== Directions for this task ==
Keep only the lines that hold the string "reference", filtering out the rest of the entries below.

== Listing ==
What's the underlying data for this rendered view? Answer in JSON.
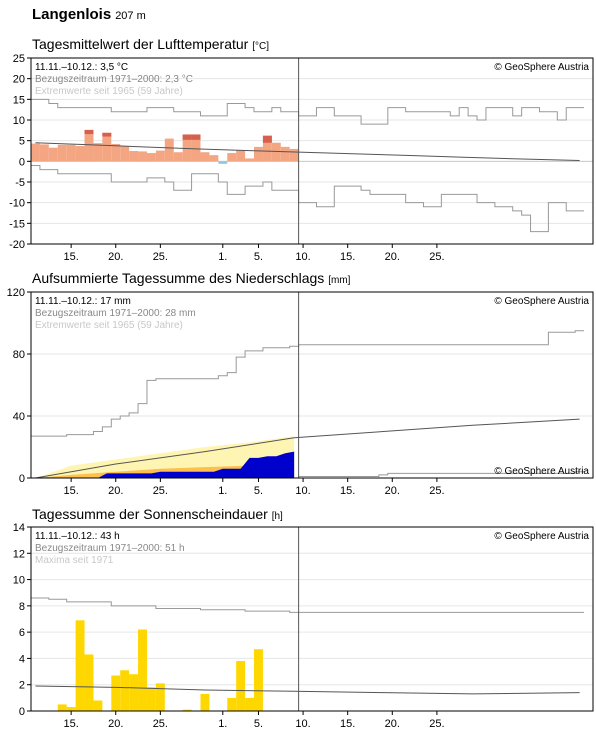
{
  "station": {
    "name": "Langenlois",
    "altitude": "207 m"
  },
  "copyright": "© GeoSphere Austria",
  "x_tick_labels": [
    "15.",
    "20.",
    "25.",
    "1.",
    "5.",
    "10.",
    "15.",
    "20.",
    "25."
  ],
  "chart_data": [
    {
      "id": "temperature",
      "type": "bar",
      "title": "Tagesmittelwert der Lufttemperatur",
      "unit": "[°C]",
      "ylim": [
        -20,
        25
      ],
      "yticks": [
        -20,
        -15,
        -10,
        -5,
        0,
        5,
        10,
        15,
        20,
        25
      ],
      "summary": "11.11.–10.12.: 3,5 °C",
      "reference": "Bezugszeitraum 1971–2000: 2,3 °C",
      "extremes": "Extremwerte seit 1965 (59 Jahre)",
      "colors": {
        "above": "#f4a582",
        "below": "#92c5de",
        "exceed": "#d6604d",
        "ref": "#555555",
        "extreme": "#999999"
      },
      "x": [
        11,
        12,
        13,
        14,
        15,
        16,
        17,
        18,
        19,
        20,
        21,
        22,
        23,
        24,
        25,
        26,
        27,
        28,
        29,
        30,
        31,
        32,
        33,
        34,
        35,
        36,
        37,
        38,
        39,
        40
      ],
      "values": [
        4.3,
        4.1,
        3.3,
        4.0,
        4.0,
        3.7,
        7.6,
        4.4,
        6.9,
        4.2,
        3.6,
        2.5,
        2.4,
        2.0,
        2.6,
        5.5,
        2.2,
        6.5,
        6.5,
        2.2,
        1.5,
        -0.6,
        2.0,
        2.6,
        0.7,
        3.5,
        6.2,
        4.5,
        3.5,
        3.0
      ],
      "exceed_top": [
        null,
        null,
        null,
        null,
        null,
        null,
        7.6,
        null,
        6.9,
        null,
        null,
        null,
        null,
        null,
        null,
        null,
        null,
        6.5,
        6.5,
        null,
        null,
        null,
        null,
        null,
        null,
        null,
        6.2,
        null,
        null,
        null
      ],
      "exceed_bottom": [
        null,
        null,
        null,
        null,
        null,
        null,
        6.6,
        null,
        6.0,
        null,
        null,
        null,
        null,
        null,
        null,
        null,
        null,
        5.2,
        5.2,
        null,
        null,
        null,
        null,
        null,
        null,
        null,
        4.5,
        null,
        null,
        null
      ],
      "ref_x": [
        11,
        17,
        23,
        29,
        35,
        41,
        47,
        53,
        59,
        65,
        72
      ],
      "ref_values": [
        4.5,
        4.0,
        3.5,
        3.0,
        2.6,
        2.2,
        1.8,
        1.4,
        1.0,
        0.6,
        0.2
      ],
      "max_x": [
        11,
        12,
        13,
        14,
        15,
        16,
        17,
        18,
        19,
        20,
        21,
        22,
        23,
        24,
        25,
        26,
        27,
        28,
        29,
        30,
        31,
        32,
        33,
        34,
        35,
        36,
        37,
        38,
        39,
        40,
        41,
        42,
        43,
        44,
        45,
        46,
        47,
        48,
        49,
        50,
        51,
        52,
        53,
        54,
        55,
        56,
        57,
        58,
        59,
        60,
        61,
        62,
        63,
        64,
        65,
        66,
        67,
        68,
        69,
        70,
        71,
        72
      ],
      "max_values": [
        15,
        15,
        14,
        13,
        13,
        13,
        13,
        13,
        13,
        12,
        12,
        12,
        12,
        13,
        13,
        13,
        12,
        12,
        12,
        11,
        11,
        11,
        14,
        14,
        13,
        12,
        12,
        13,
        12,
        12,
        11,
        11,
        13,
        13,
        11,
        11,
        11,
        9,
        9,
        9,
        13,
        13,
        12,
        12,
        12,
        12,
        12,
        11,
        13,
        11,
        10,
        13,
        13,
        13,
        11,
        13,
        13,
        12,
        12,
        10,
        13,
        13
      ],
      "min_x": [
        11,
        12,
        13,
        14,
        15,
        16,
        17,
        18,
        19,
        20,
        21,
        22,
        23,
        24,
        25,
        26,
        27,
        28,
        29,
        30,
        31,
        32,
        33,
        34,
        35,
        36,
        37,
        38,
        39,
        40,
        41,
        42,
        43,
        44,
        45,
        46,
        47,
        48,
        49,
        50,
        51,
        52,
        53,
        54,
        55,
        56,
        57,
        58,
        59,
        60,
        61,
        62,
        63,
        64,
        65,
        66,
        67,
        68,
        69,
        70,
        71,
        72
      ],
      "min_values": [
        -1,
        -2,
        -2,
        -3,
        -3,
        -3,
        -3,
        -3,
        -3,
        -5,
        -5,
        -5,
        -5,
        -4,
        -4,
        -5,
        -7,
        -7,
        -3,
        -3,
        -3,
        -5,
        -8,
        -8,
        -6,
        -6,
        -5,
        -7,
        -7,
        -7,
        -10,
        -10,
        -11,
        -11,
        -6,
        -6,
        -6,
        -7,
        -8,
        -8,
        -8,
        -8,
        -10,
        -10,
        -11,
        -11,
        -8,
        -8,
        -8,
        -8,
        -10,
        -10,
        -11,
        -11,
        -12,
        -13,
        -17,
        -17,
        -10,
        -10,
        -12,
        -12
      ]
    },
    {
      "id": "precipitation",
      "type": "area",
      "title": "Aufsummierte Tagessumme des Niederschlags",
      "unit": "[mm]",
      "ylim": [
        0,
        120
      ],
      "yticks": [
        0,
        40,
        80,
        120
      ],
      "summary": "11.11.–10.12.: 17 mm",
      "reference": "Bezugszeitraum 1971–2000: 28 mm",
      "extremes": "Extremwerte seit 1965 (59 Jahre)",
      "colors": {
        "current": "#0000cc",
        "band_outer": "#fff5b3",
        "band_inner": "#fdbf4e",
        "ref": "#555555",
        "extreme": "#999999"
      },
      "current_x": [
        11,
        18,
        19,
        24,
        25,
        31,
        32,
        34,
        35,
        36,
        37,
        38,
        39,
        40
      ],
      "current_values": [
        0,
        0,
        3,
        3,
        4,
        4,
        6,
        6,
        13,
        13,
        14,
        14,
        16,
        17
      ],
      "band_upper_x": [
        11,
        15,
        20,
        25,
        30,
        35,
        40
      ],
      "band_upper_values": [
        0,
        8,
        12,
        16,
        20,
        23,
        27
      ],
      "band_lower_x": [
        11,
        15,
        20,
        25,
        30,
        35,
        40
      ],
      "band_lower_values": [
        0,
        2,
        4,
        6,
        7,
        8,
        9
      ],
      "ref_x": [
        11,
        20,
        30,
        40,
        50,
        60,
        72
      ],
      "ref_values": [
        0,
        9,
        17,
        26,
        30,
        34,
        38
      ],
      "max_x": [
        11,
        14,
        15,
        18,
        19,
        20,
        21,
        22,
        23,
        24,
        25,
        32,
        33,
        34,
        35,
        36,
        37,
        40,
        41,
        50,
        60,
        68,
        69,
        72
      ],
      "max_values": [
        27,
        27,
        28,
        30,
        33,
        38,
        40,
        42,
        48,
        63,
        64,
        66,
        68,
        78,
        82,
        82,
        84,
        85,
        86,
        86,
        86,
        86,
        94,
        95
      ],
      "min_x": [
        11,
        40,
        41,
        50,
        51,
        60,
        72
      ],
      "min_values": [
        0,
        0,
        1,
        2,
        3,
        3,
        4
      ]
    },
    {
      "id": "sunshine",
      "type": "bar",
      "title": "Tagessumme der Sonnenscheindauer",
      "unit": "[h]",
      "ylim": [
        0,
        14
      ],
      "yticks": [
        0,
        2,
        4,
        6,
        8,
        10,
        12,
        14
      ],
      "summary": "11.11.–10.12.: 43 h",
      "reference": "Bezugszeitraum 1971–2000: 51 h",
      "extremes": "Maxima seit 1971",
      "colors": {
        "bars": "#ffd700",
        "ref": "#555555",
        "extreme": "#999999"
      },
      "x": [
        11,
        12,
        13,
        14,
        15,
        16,
        17,
        18,
        19,
        20,
        21,
        22,
        23,
        24,
        25,
        26,
        27,
        28,
        29,
        30,
        31,
        32,
        33,
        34,
        35,
        36,
        37,
        38,
        39,
        40
      ],
      "values": [
        0,
        0,
        0,
        0.5,
        0.3,
        6.9,
        4.3,
        0.8,
        0,
        2.7,
        3.1,
        2.8,
        6.2,
        1.8,
        2.1,
        0,
        0,
        0.1,
        0,
        1.3,
        0,
        0,
        1.0,
        3.8,
        1.0,
        4.7,
        0,
        0,
        0,
        0
      ],
      "ref_x": [
        11,
        20,
        30,
        40,
        50,
        60,
        72
      ],
      "ref_values": [
        1.9,
        1.8,
        1.6,
        1.5,
        1.4,
        1.3,
        1.4
      ],
      "max_x": [
        11,
        13,
        15,
        20,
        25,
        30,
        35,
        40,
        50,
        60,
        72
      ],
      "max_values": [
        8.6,
        8.5,
        8.3,
        8.0,
        7.8,
        7.7,
        7.6,
        7.5,
        7.5,
        7.5,
        7.5
      ]
    }
  ]
}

== Solution ==
      "reference": "Bezugszeitraum 1971–2000: 2,3 °C",
      "reference": "Bezugszeitraum 1971–2000: 28 mm",
      "reference": "Bezugszeitraum 1971–2000: 51 h",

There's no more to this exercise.